>> Begin

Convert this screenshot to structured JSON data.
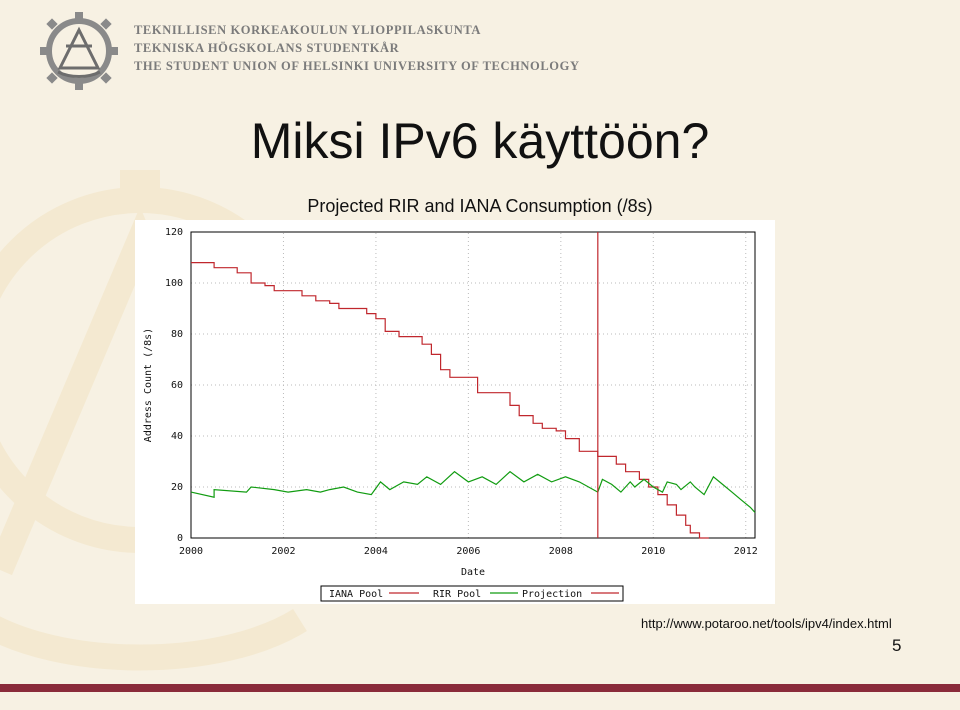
{
  "header": {
    "org_line_1": "TEKNILLISEN KORKEAKOULUN YLIOPPILASKUNTA",
    "org_line_2": "TEKNISKA HÖGSKOLANS STUDENTKÅR",
    "org_line_3": "THE STUDENT UNION OF HELSINKI UNIVERSITY OF TECHNOLOGY",
    "logo_icon": "gear-emblem-icon"
  },
  "slide": {
    "title": "Miksi IPv6 käyttöön?",
    "chart_caption": "Projected RIR and IANA Consumption (/8s)",
    "source_url": "http://www.potaroo.net/tools/ipv4/index.html",
    "page_number": "5"
  },
  "colors": {
    "background": "#f7f1e3",
    "accent_bar": "#8a2b3a",
    "iana_series": "#c0272d",
    "rir_series": "#119c11",
    "projection_marker": "#c0272d"
  },
  "chart_data": {
    "type": "line",
    "xlabel": "Date",
    "ylabel": "Address Count (/8s)",
    "xlim": [
      2000,
      2012.2
    ],
    "ylim": [
      0,
      120
    ],
    "x_ticks": [
      "2000",
      "2002",
      "2004",
      "2006",
      "2008",
      "2010",
      "2012"
    ],
    "y_ticks": [
      "0",
      "20",
      "40",
      "60",
      "80",
      "100",
      "120"
    ],
    "grid": true,
    "legend_position": "bottom",
    "projection_start_x": 2008.8,
    "series": [
      {
        "name": "IANA Pool",
        "x": [
          2000,
          2000.5,
          2000.5,
          2001,
          2001,
          2001.3,
          2001.3,
          2001.6,
          2001.6,
          2001.8,
          2001.8,
          2002.4,
          2002.4,
          2002.7,
          2002.7,
          2003.0,
          2003.0,
          2003.2,
          2003.2,
          2003.8,
          2003.8,
          2004.0,
          2004.0,
          2004.2,
          2004.2,
          2004.5,
          2004.5,
          2005.0,
          2005.0,
          2005.2,
          2005.2,
          2005.4,
          2005.4,
          2005.6,
          2005.6,
          2006.2,
          2006.2,
          2006.9,
          2006.9,
          2007.1,
          2007.1,
          2007.4,
          2007.4,
          2007.6,
          2007.6,
          2007.9,
          2007.9,
          2008.1,
          2008.1,
          2008.4,
          2008.4,
          2008.8,
          2008.8,
          2009.2,
          2009.2,
          2009.4,
          2009.4,
          2009.7,
          2009.7,
          2009.9,
          2009.9,
          2010.1,
          2010.1,
          2010.3,
          2010.3,
          2010.5,
          2010.5,
          2010.7,
          2010.7,
          2010.8,
          2010.8,
          2011.0,
          2011.0,
          2011.2,
          2011.2
        ],
        "values": [
          108,
          108,
          106,
          106,
          104,
          104,
          100,
          100,
          99,
          99,
          97,
          97,
          95,
          95,
          93,
          93,
          92,
          92,
          90,
          90,
          88,
          88,
          86,
          86,
          81,
          81,
          79,
          79,
          76,
          76,
          72,
          72,
          66,
          66,
          63,
          63,
          57,
          57,
          52,
          52,
          48,
          48,
          45,
          45,
          43,
          43,
          42,
          42,
          39,
          39,
          34,
          34,
          32,
          32,
          29,
          29,
          26,
          26,
          23,
          23,
          20,
          20,
          17,
          17,
          13,
          13,
          9,
          9,
          5,
          5,
          2,
          2,
          0,
          0,
          0
        ]
      },
      {
        "name": "RIR Pool",
        "x": [
          2000,
          2000.5,
          2000.5,
          2001.2,
          2001.3,
          2001.8,
          2002.1,
          2002.5,
          2002.8,
          2003.0,
          2003.3,
          2003.6,
          2003.9,
          2004.1,
          2004.3,
          2004.6,
          2004.9,
          2005.1,
          2005.4,
          2005.7,
          2006.0,
          2006.3,
          2006.6,
          2006.9,
          2007.2,
          2007.5,
          2007.8,
          2008.1,
          2008.4,
          2008.8
        ],
        "values": [
          18,
          16,
          19,
          18,
          20,
          19,
          18,
          19,
          18,
          19,
          20,
          18,
          17,
          22,
          19,
          22,
          21,
          24,
          21,
          26,
          22,
          24,
          21,
          26,
          22,
          25,
          22,
          24,
          22,
          18
        ]
      },
      {
        "name": "Projection",
        "x": [
          2008.8,
          2008.9,
          2009.1,
          2009.3,
          2009.5,
          2009.6,
          2009.8,
          2010.0,
          2010.2,
          2010.3,
          2010.5,
          2010.6,
          2010.8,
          2010.9,
          2011.1,
          2011.3,
          2011.5,
          2011.7,
          2011.9,
          2012.1,
          2012.2
        ],
        "values": [
          18,
          23,
          21,
          18,
          22,
          20,
          23,
          20,
          18,
          22,
          21,
          19,
          22,
          20,
          17,
          24,
          21,
          18,
          15,
          12,
          10
        ]
      }
    ]
  },
  "legend": {
    "iana_label": "IANA Pool",
    "rir_label": "RIR Pool",
    "projection_label": "Projection"
  }
}
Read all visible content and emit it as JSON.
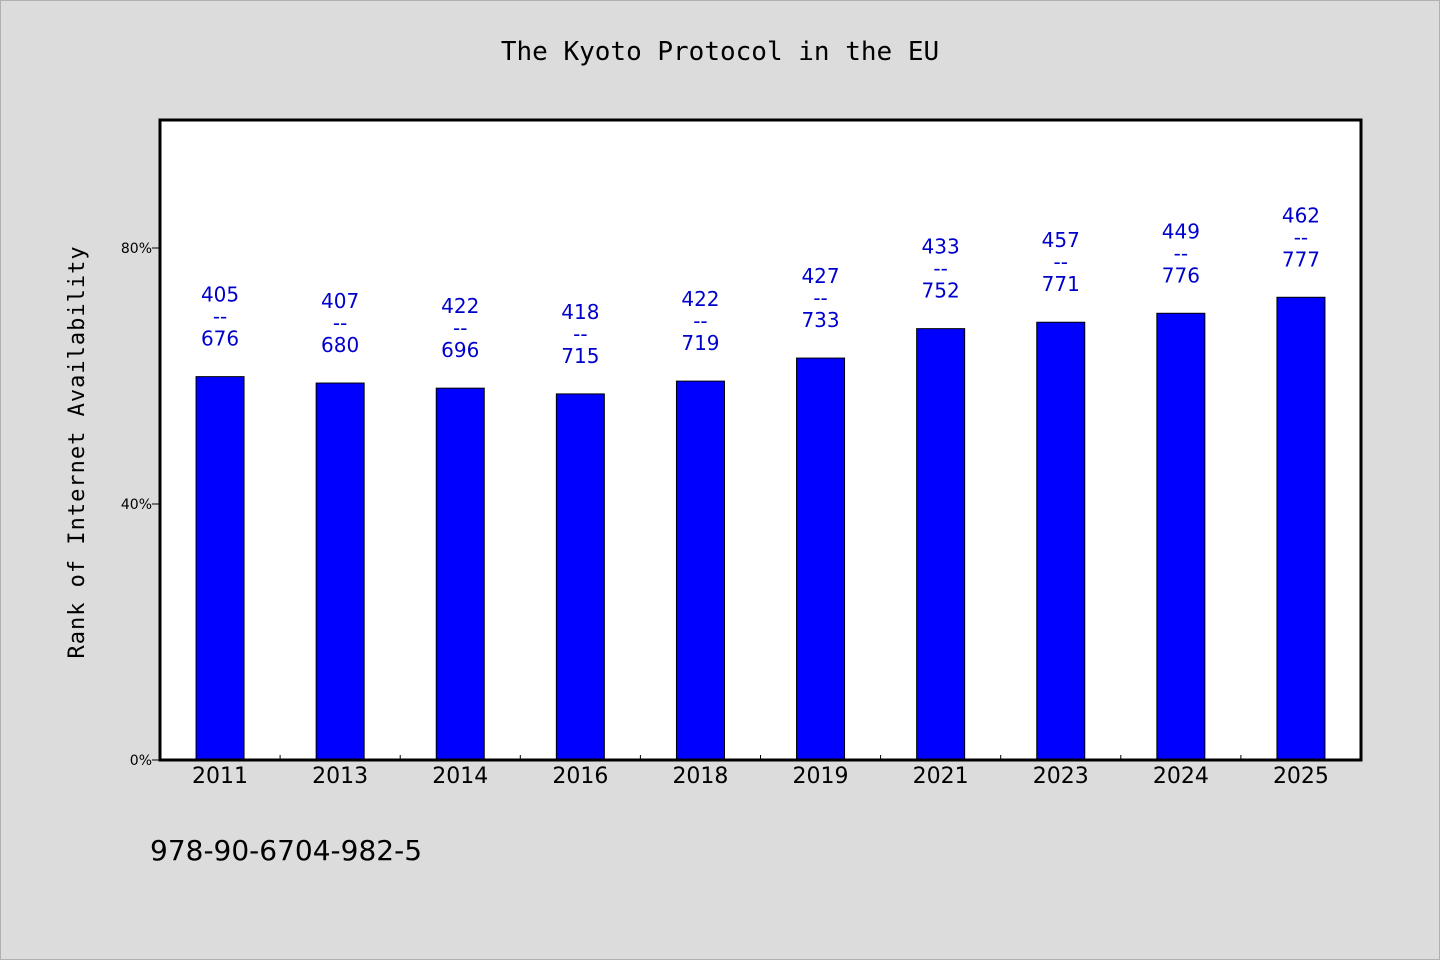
{
  "chart_data": {
    "type": "bar",
    "title": "The Kyoto Protocol in the EU",
    "ylabel": "Rank of Internet Availability",
    "xlabel": "",
    "categories": [
      "2011",
      "2013",
      "2014",
      "2016",
      "2018",
      "2019",
      "2021",
      "2023",
      "2024",
      "2025"
    ],
    "values": [
      59.9,
      58.9,
      58.1,
      57.2,
      59.2,
      62.8,
      67.4,
      68.4,
      69.8,
      72.3
    ],
    "data_labels": [
      {
        "top": "405",
        "sep": "--",
        "bottom": "676"
      },
      {
        "top": "407",
        "sep": "--",
        "bottom": "680"
      },
      {
        "top": "422",
        "sep": "--",
        "bottom": "696"
      },
      {
        "top": "418",
        "sep": "--",
        "bottom": "715"
      },
      {
        "top": "422",
        "sep": "--",
        "bottom": "719"
      },
      {
        "top": "427",
        "sep": "--",
        "bottom": "733"
      },
      {
        "top": "433",
        "sep": "--",
        "bottom": "752"
      },
      {
        "top": "457",
        "sep": "--",
        "bottom": "771"
      },
      {
        "top": "449",
        "sep": "--",
        "bottom": "776"
      },
      {
        "top": "462",
        "sep": "--",
        "bottom": "777"
      }
    ],
    "ylim": [
      0,
      100
    ],
    "yticks": [
      {
        "value": 0,
        "label": "0%"
      },
      {
        "value": 40,
        "label": "40%"
      },
      {
        "value": 80,
        "label": "80%"
      }
    ],
    "grid": false,
    "bar_color": "#0000ff",
    "label_color": "#0000cc"
  },
  "footnote": "978-90-6704-982-5"
}
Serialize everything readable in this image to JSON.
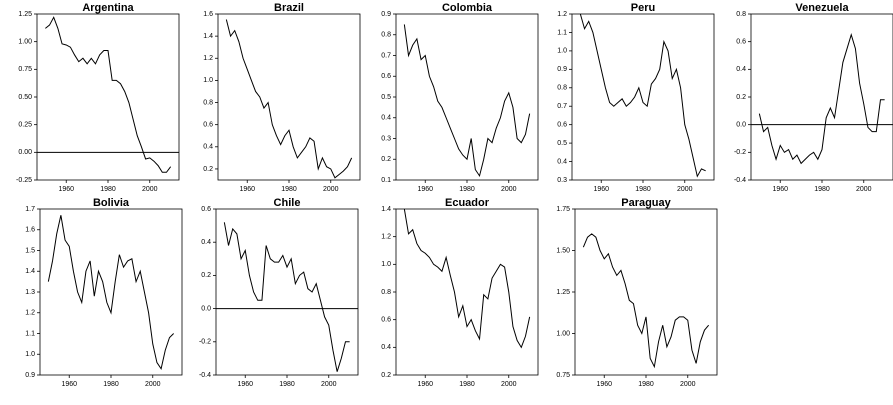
{
  "chart_data": [
    {
      "type": "line",
      "title": "Argentina",
      "x": [
        1950,
        1952,
        1954,
        1956,
        1958,
        1960,
        1962,
        1964,
        1966,
        1968,
        1970,
        1972,
        1974,
        1976,
        1978,
        1980,
        1982,
        1984,
        1986,
        1988,
        1990,
        1992,
        1994,
        1996,
        1998,
        2000,
        2002,
        2004,
        2006,
        2008,
        2010
      ],
      "values": [
        1.12,
        1.15,
        1.22,
        1.12,
        0.98,
        0.97,
        0.95,
        0.88,
        0.82,
        0.85,
        0.8,
        0.85,
        0.8,
        0.88,
        0.92,
        0.92,
        0.65,
        0.65,
        0.62,
        0.55,
        0.45,
        0.3,
        0.15,
        0.05,
        -0.06,
        -0.05,
        -0.08,
        -0.12,
        -0.18,
        -0.18,
        -0.13
      ],
      "xlim": [
        1946,
        2014
      ],
      "xticks": [
        1960,
        1980,
        2000
      ],
      "ylim": [
        -0.25,
        1.25
      ],
      "yticks": [
        -0.25,
        {
          "value": 0,
          "label": "0.00"
        },
        0.25,
        {
          "value": 0.5,
          "label": "0.50"
        },
        0.75,
        {
          "value": 1,
          "label": "1.00"
        },
        1.25
      ],
      "hline": 0,
      "color": "#000000"
    },
    {
      "type": "line",
      "title": "Brazil",
      "x": [
        1950,
        1952,
        1954,
        1956,
        1958,
        1960,
        1962,
        1964,
        1966,
        1968,
        1970,
        1972,
        1974,
        1976,
        1978,
        1980,
        1982,
        1984,
        1986,
        1988,
        1990,
        1992,
        1994,
        1996,
        1998,
        2000,
        2002,
        2004,
        2006,
        2008,
        2010
      ],
      "values": [
        1.55,
        1.4,
        1.45,
        1.35,
        1.2,
        1.1,
        1.0,
        0.9,
        0.85,
        0.75,
        0.8,
        0.6,
        0.5,
        0.42,
        0.5,
        0.55,
        0.4,
        0.3,
        0.35,
        0.4,
        0.48,
        0.45,
        0.2,
        0.3,
        0.22,
        0.2,
        0.12,
        0.15,
        0.18,
        0.22,
        0.3
      ],
      "xlim": [
        1946,
        2014
      ],
      "xticks": [
        1960,
        1980,
        2000
      ],
      "ylim": [
        0.1,
        1.6
      ],
      "yticks": [
        0.2,
        0.4,
        0.6,
        0.8,
        {
          "value": 1,
          "label": "1.0"
        },
        1.2,
        1.4,
        1.6
      ],
      "color": "#000000"
    },
    {
      "type": "line",
      "title": "Colombia",
      "x": [
        1950,
        1952,
        1954,
        1956,
        1958,
        1960,
        1962,
        1964,
        1966,
        1968,
        1970,
        1972,
        1974,
        1976,
        1978,
        1980,
        1982,
        1984,
        1986,
        1988,
        1990,
        1992,
        1994,
        1996,
        1998,
        2000,
        2002,
        2004,
        2006,
        2008,
        2010
      ],
      "values": [
        0.85,
        0.7,
        0.75,
        0.78,
        0.68,
        0.7,
        0.6,
        0.55,
        0.48,
        0.45,
        0.4,
        0.35,
        0.3,
        0.25,
        0.22,
        0.2,
        0.3,
        0.15,
        0.12,
        0.2,
        0.3,
        0.28,
        0.35,
        0.4,
        0.48,
        0.52,
        0.45,
        0.3,
        0.28,
        0.32,
        0.42
      ],
      "xlim": [
        1946,
        2014
      ],
      "xticks": [
        1960,
        1980,
        2000
      ],
      "ylim": [
        0.1,
        0.9
      ],
      "yticks": [
        0.1,
        0.2,
        0.3,
        0.4,
        0.5,
        0.6,
        0.7,
        0.8,
        0.9
      ],
      "color": "#000000"
    },
    {
      "type": "line",
      "title": "Peru",
      "x": [
        1950,
        1952,
        1954,
        1956,
        1958,
        1960,
        1962,
        1964,
        1966,
        1968,
        1970,
        1972,
        1974,
        1976,
        1978,
        1980,
        1982,
        1984,
        1986,
        1988,
        1990,
        1992,
        1994,
        1996,
        1998,
        2000,
        2002,
        2004,
        2006,
        2008,
        2010
      ],
      "values": [
        1.2,
        1.12,
        1.16,
        1.1,
        1.0,
        0.9,
        0.8,
        0.72,
        0.7,
        0.72,
        0.74,
        0.7,
        0.72,
        0.75,
        0.8,
        0.72,
        0.7,
        0.82,
        0.85,
        0.9,
        1.05,
        1.0,
        0.85,
        0.9,
        0.8,
        0.6,
        0.52,
        0.42,
        0.32,
        0.36,
        0.35
      ],
      "xlim": [
        1946,
        2014
      ],
      "xticks": [
        1960,
        1980,
        2000
      ],
      "ylim": [
        0.3,
        1.2
      ],
      "yticks": [
        0.3,
        0.4,
        0.5,
        0.6,
        0.7,
        0.8,
        0.9,
        {
          "value": 1,
          "label": "1.0"
        },
        1.1,
        1.2
      ],
      "color": "#000000"
    },
    {
      "type": "line",
      "title": "Venezuela",
      "x": [
        1950,
        1952,
        1954,
        1956,
        1958,
        1960,
        1962,
        1964,
        1966,
        1968,
        1970,
        1972,
        1974,
        1976,
        1978,
        1980,
        1982,
        1984,
        1986,
        1988,
        1990,
        1992,
        1994,
        1996,
        1998,
        2000,
        2002,
        2004,
        2006,
        2008,
        2010
      ],
      "values": [
        0.08,
        -0.05,
        -0.02,
        -0.15,
        -0.25,
        -0.15,
        -0.2,
        -0.18,
        -0.25,
        -0.22,
        -0.28,
        -0.25,
        -0.22,
        -0.2,
        -0.25,
        -0.18,
        0.05,
        0.12,
        0.05,
        0.25,
        0.45,
        0.55,
        0.65,
        0.55,
        0.3,
        0.15,
        -0.02,
        -0.05,
        -0.05,
        0.18,
        0.18
      ],
      "xlim": [
        1946,
        2014
      ],
      "xticks": [
        1960,
        1980,
        2000
      ],
      "ylim": [
        -0.4,
        0.8
      ],
      "yticks": [
        -0.4,
        -0.2,
        {
          "value": 0,
          "label": "0.0"
        },
        0.2,
        0.4,
        0.6,
        0.8
      ],
      "hline": 0,
      "color": "#000000"
    },
    {
      "type": "line",
      "title": "Bolivia",
      "x": [
        1950,
        1952,
        1954,
        1956,
        1958,
        1960,
        1962,
        1964,
        1966,
        1968,
        1970,
        1972,
        1974,
        1976,
        1978,
        1980,
        1982,
        1984,
        1986,
        1988,
        1990,
        1992,
        1994,
        1996,
        1998,
        2000,
        2002,
        2004,
        2006,
        2008,
        2010
      ],
      "values": [
        1.35,
        1.45,
        1.58,
        1.67,
        1.55,
        1.52,
        1.4,
        1.3,
        1.25,
        1.4,
        1.45,
        1.28,
        1.4,
        1.35,
        1.25,
        1.2,
        1.35,
        1.48,
        1.42,
        1.45,
        1.46,
        1.35,
        1.4,
        1.3,
        1.2,
        1.05,
        0.96,
        0.93,
        1.02,
        1.08,
        1.1
      ],
      "xlim": [
        1946,
        2014
      ],
      "xticks": [
        1960,
        1980,
        2000
      ],
      "ylim": [
        0.9,
        1.7
      ],
      "yticks": [
        0.9,
        {
          "value": 1,
          "label": "1.0"
        },
        1.1,
        1.2,
        1.3,
        1.4,
        1.5,
        1.6,
        1.7
      ],
      "color": "#000000"
    },
    {
      "type": "line",
      "title": "Chile",
      "x": [
        1950,
        1952,
        1954,
        1956,
        1958,
        1960,
        1962,
        1964,
        1966,
        1968,
        1970,
        1972,
        1974,
        1976,
        1978,
        1980,
        1982,
        1984,
        1986,
        1988,
        1990,
        1992,
        1994,
        1996,
        1998,
        2000,
        2002,
        2004,
        2006,
        2008,
        2010
      ],
      "values": [
        0.52,
        0.38,
        0.48,
        0.45,
        0.3,
        0.35,
        0.2,
        0.1,
        0.05,
        0.05,
        0.38,
        0.3,
        0.28,
        0.28,
        0.32,
        0.25,
        0.3,
        0.15,
        0.2,
        0.22,
        0.12,
        0.1,
        0.15,
        0.05,
        -0.05,
        -0.1,
        -0.25,
        -0.38,
        -0.3,
        -0.2,
        -0.2
      ],
      "xlim": [
        1946,
        2014
      ],
      "xticks": [
        1960,
        1980,
        2000
      ],
      "ylim": [
        -0.4,
        0.6
      ],
      "yticks": [
        -0.4,
        -0.2,
        {
          "value": 0,
          "label": "0.0"
        },
        0.2,
        0.4,
        0.6
      ],
      "hline": 0,
      "color": "#000000"
    },
    {
      "type": "line",
      "title": "Ecuador",
      "x": [
        1950,
        1952,
        1954,
        1956,
        1958,
        1960,
        1962,
        1964,
        1966,
        1968,
        1970,
        1972,
        1974,
        1976,
        1978,
        1980,
        1982,
        1984,
        1986,
        1988,
        1990,
        1992,
        1994,
        1996,
        1998,
        2000,
        2002,
        2004,
        2006,
        2008,
        2010
      ],
      "values": [
        1.4,
        1.22,
        1.25,
        1.15,
        1.1,
        1.08,
        1.05,
        1.0,
        0.98,
        0.95,
        1.05,
        0.92,
        0.8,
        0.62,
        0.7,
        0.55,
        0.6,
        0.52,
        0.46,
        0.78,
        0.75,
        0.9,
        0.95,
        1.0,
        0.98,
        0.8,
        0.55,
        0.45,
        0.4,
        0.48,
        0.62
      ],
      "xlim": [
        1946,
        2014
      ],
      "xticks": [
        1960,
        1980,
        2000
      ],
      "ylim": [
        0.2,
        1.4
      ],
      "yticks": [
        0.2,
        0.4,
        0.6,
        0.8,
        {
          "value": 1,
          "label": "1.0"
        },
        1.2,
        1.4
      ],
      "color": "#000000"
    },
    {
      "type": "line",
      "title": "Paraguay",
      "x": [
        1950,
        1952,
        1954,
        1956,
        1958,
        1960,
        1962,
        1964,
        1966,
        1968,
        1970,
        1972,
        1974,
        1976,
        1978,
        1980,
        1982,
        1984,
        1986,
        1988,
        1990,
        1992,
        1994,
        1996,
        1998,
        2000,
        2002,
        2004,
        2006,
        2008,
        2010
      ],
      "values": [
        1.52,
        1.58,
        1.6,
        1.58,
        1.5,
        1.45,
        1.48,
        1.4,
        1.35,
        1.38,
        1.3,
        1.2,
        1.18,
        1.05,
        1.0,
        1.1,
        0.85,
        0.8,
        0.95,
        1.05,
        0.92,
        0.98,
        1.08,
        1.1,
        1.1,
        1.08,
        0.9,
        0.82,
        0.95,
        1.02,
        1.05
      ],
      "xlim": [
        1946,
        2014
      ],
      "xticks": [
        1960,
        1980,
        2000
      ],
      "ylim": [
        0.75,
        1.75
      ],
      "yticks": [
        0.75,
        {
          "value": 1,
          "label": "1.00"
        },
        1.25,
        {
          "value": 1.5,
          "label": "1.50"
        },
        1.75
      ],
      "color": "#000000"
    }
  ]
}
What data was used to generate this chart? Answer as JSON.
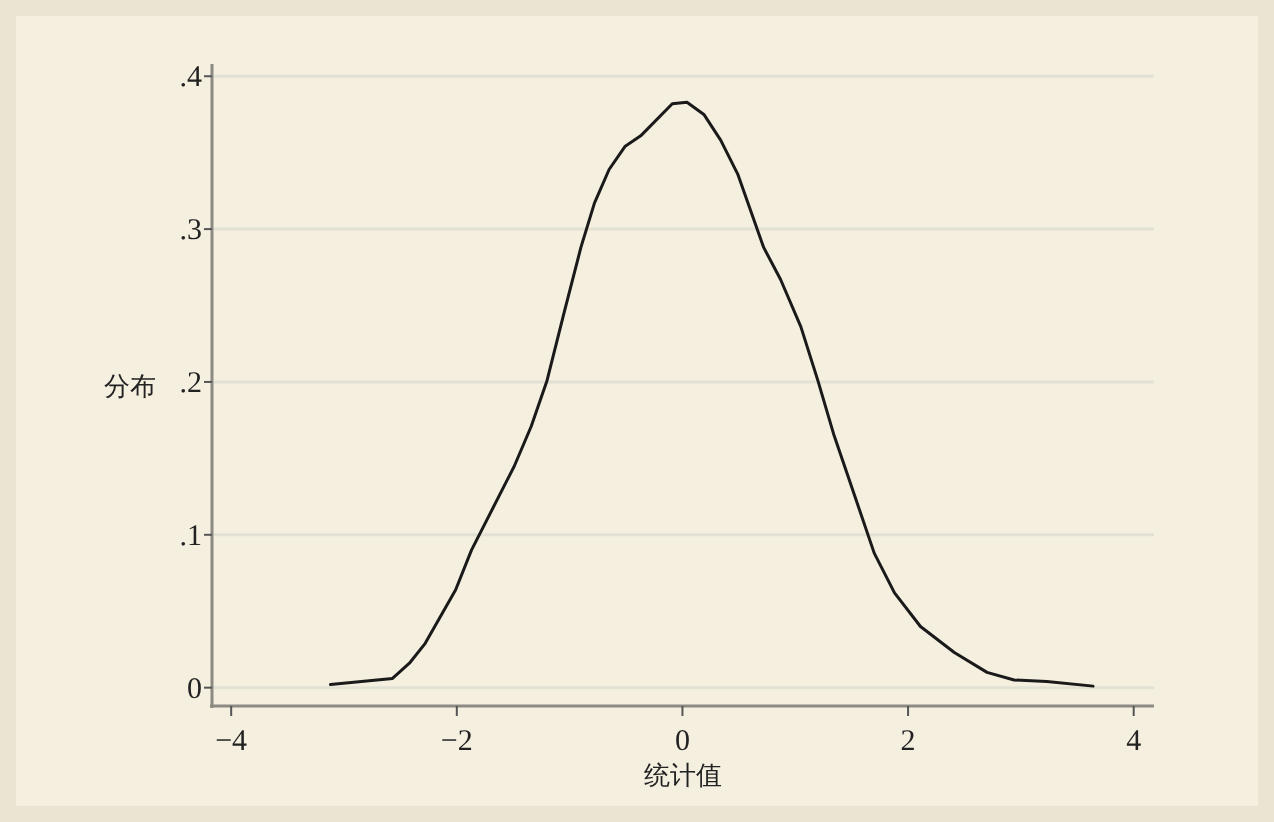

>> End

EXERCISE REQUIREMENTS: Filter the records down to the lines that contain the string "JSON", and copy those lines.

SOLUTION FOR THIS TASK:
Convert this screenshot to structured JSON data.
Read all visible content and emit it as JSON.
Serialize everything readable in this image to JSON.
What data was used to generate this chart? Answer as JSON.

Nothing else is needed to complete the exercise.